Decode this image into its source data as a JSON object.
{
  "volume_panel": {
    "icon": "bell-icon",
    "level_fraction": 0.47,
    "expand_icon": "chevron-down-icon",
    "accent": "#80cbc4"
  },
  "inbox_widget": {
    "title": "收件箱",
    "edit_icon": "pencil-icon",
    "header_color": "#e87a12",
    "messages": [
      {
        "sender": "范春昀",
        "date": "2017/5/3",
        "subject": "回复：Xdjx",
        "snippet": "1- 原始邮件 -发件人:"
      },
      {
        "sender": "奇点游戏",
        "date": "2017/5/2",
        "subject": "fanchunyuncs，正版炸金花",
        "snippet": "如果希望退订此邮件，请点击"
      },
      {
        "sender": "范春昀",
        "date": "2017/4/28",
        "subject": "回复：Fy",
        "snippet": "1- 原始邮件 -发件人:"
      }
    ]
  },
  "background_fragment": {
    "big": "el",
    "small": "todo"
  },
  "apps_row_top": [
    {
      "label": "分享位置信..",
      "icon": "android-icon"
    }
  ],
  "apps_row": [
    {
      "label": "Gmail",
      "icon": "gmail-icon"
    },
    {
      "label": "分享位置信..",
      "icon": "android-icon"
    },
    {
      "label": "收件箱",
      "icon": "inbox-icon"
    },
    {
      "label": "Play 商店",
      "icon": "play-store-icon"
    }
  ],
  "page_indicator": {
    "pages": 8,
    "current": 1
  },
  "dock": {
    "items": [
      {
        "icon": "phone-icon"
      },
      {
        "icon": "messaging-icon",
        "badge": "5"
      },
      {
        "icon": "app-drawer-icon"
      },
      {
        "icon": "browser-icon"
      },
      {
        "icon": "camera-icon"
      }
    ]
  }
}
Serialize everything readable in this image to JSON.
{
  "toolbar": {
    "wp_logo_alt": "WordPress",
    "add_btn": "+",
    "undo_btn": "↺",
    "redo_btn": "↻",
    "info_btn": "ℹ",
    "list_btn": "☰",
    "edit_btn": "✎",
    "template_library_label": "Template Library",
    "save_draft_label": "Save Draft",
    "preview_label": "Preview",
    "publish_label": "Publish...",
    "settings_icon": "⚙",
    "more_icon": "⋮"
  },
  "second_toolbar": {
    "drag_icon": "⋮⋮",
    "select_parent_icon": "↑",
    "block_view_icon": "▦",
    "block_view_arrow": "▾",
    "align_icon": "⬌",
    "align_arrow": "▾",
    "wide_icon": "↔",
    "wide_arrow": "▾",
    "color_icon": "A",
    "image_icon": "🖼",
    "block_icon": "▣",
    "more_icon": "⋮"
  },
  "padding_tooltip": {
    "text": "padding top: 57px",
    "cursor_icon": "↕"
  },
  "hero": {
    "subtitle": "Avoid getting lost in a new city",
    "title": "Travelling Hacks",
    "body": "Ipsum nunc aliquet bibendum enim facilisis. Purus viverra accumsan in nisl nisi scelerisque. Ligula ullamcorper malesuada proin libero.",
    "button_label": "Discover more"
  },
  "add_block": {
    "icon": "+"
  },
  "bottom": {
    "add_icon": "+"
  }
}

-*-

* [The problem] Return every entry verbatim.

* [The solution]
Decode this image into its source data as a JSON object.
{
  "volume_panel": {
    "icon": "bell-icon",
    "level_fraction": 0.47,
    "expand_icon": "chevron-down-icon",
    "accent": "#80cbc4"
  },
  "inbox_widget": {
    "title": "收件箱",
    "edit_icon": "pencil-icon",
    "header_color": "#e87a12",
    "messages": [
      {
        "sender": "范春昀",
        "date": "2017/5/3",
        "subject": "回复：Xdjx",
        "snippet": "1- 原始邮件 -发件人:"
      },
      {
        "sender": "奇点游戏",
        "date": "2017/5/2",
        "subject": "fanchunyuncs，正版炸金花",
        "snippet": "如果希望退订此邮件，请点击"
      },
      {
        "sender": "范春昀",
        "date": "2017/4/28",
        "subject": "回复：Fy",
        "snippet": "1- 原始邮件 -发件人:"
      }
    ]
  },
  "background_fragment": {
    "big": "el",
    "small": "todo"
  },
  "apps_row_top": [
    {
      "label": "分享位置信..",
      "icon": "android-icon"
    }
  ],
  "apps_row": [
    {
      "label": "Gmail",
      "icon": "gmail-icon"
    },
    {
      "label": "分享位置信..",
      "icon": "android-icon"
    },
    {
      "label": "收件箱",
      "icon": "inbox-icon"
    },
    {
      "label": "Play 商店",
      "icon": "play-store-icon"
    }
  ],
  "page_indicator": {
    "pages": 8,
    "current": 1
  },
  "dock": {
    "items": [
      {
        "icon": "phone-icon"
      },
      {
        "icon": "messaging-icon",
        "badge": "5"
      },
      {
        "icon": "app-drawer-icon"
      },
      {
        "icon": "browser-icon"
      },
      {
        "icon": "camera-icon"
      }
    ]
  }
}
Serialize everything readable in this image to JSON.
{
  "toolbar": {
    "wp_logo_alt": "WordPress",
    "add_btn": "+",
    "undo_btn": "↺",
    "redo_btn": "↻",
    "info_btn": "ℹ",
    "list_btn": "☰",
    "edit_btn": "✎",
    "template_library_label": "Template Library",
    "save_draft_label": "Save Draft",
    "preview_label": "Preview",
    "publish_label": "Publish...",
    "settings_icon": "⚙",
    "more_icon": "⋮"
  },
  "second_toolbar": {
    "drag_icon": "⋮⋮",
    "select_parent_icon": "↑",
    "block_view_icon": "▦",
    "block_view_arrow": "▾",
    "align_icon": "⬌",
    "align_arrow": "▾",
    "wide_icon": "↔",
    "wide_arrow": "▾",
    "color_icon": "A",
    "image_icon": "🖼",
    "block_icon": "▣",
    "more_icon": "⋮"
  },
  "padding_tooltip": {
    "text": "padding top: 57px",
    "cursor_icon": "↕"
  },
  "hero": {
    "subtitle": "Avoid getting lost in a new city",
    "title": "Travelling Hacks",
    "body": "Ipsum nunc aliquet bibendum enim facilisis. Purus viverra accumsan in nisl nisi scelerisque. Ligula ullamcorper malesuada proin libero.",
    "button_label": "Discover more"
  },
  "add_block": {
    "icon": "+"
  },
  "bottom": {
    "add_icon": "+"
  }
}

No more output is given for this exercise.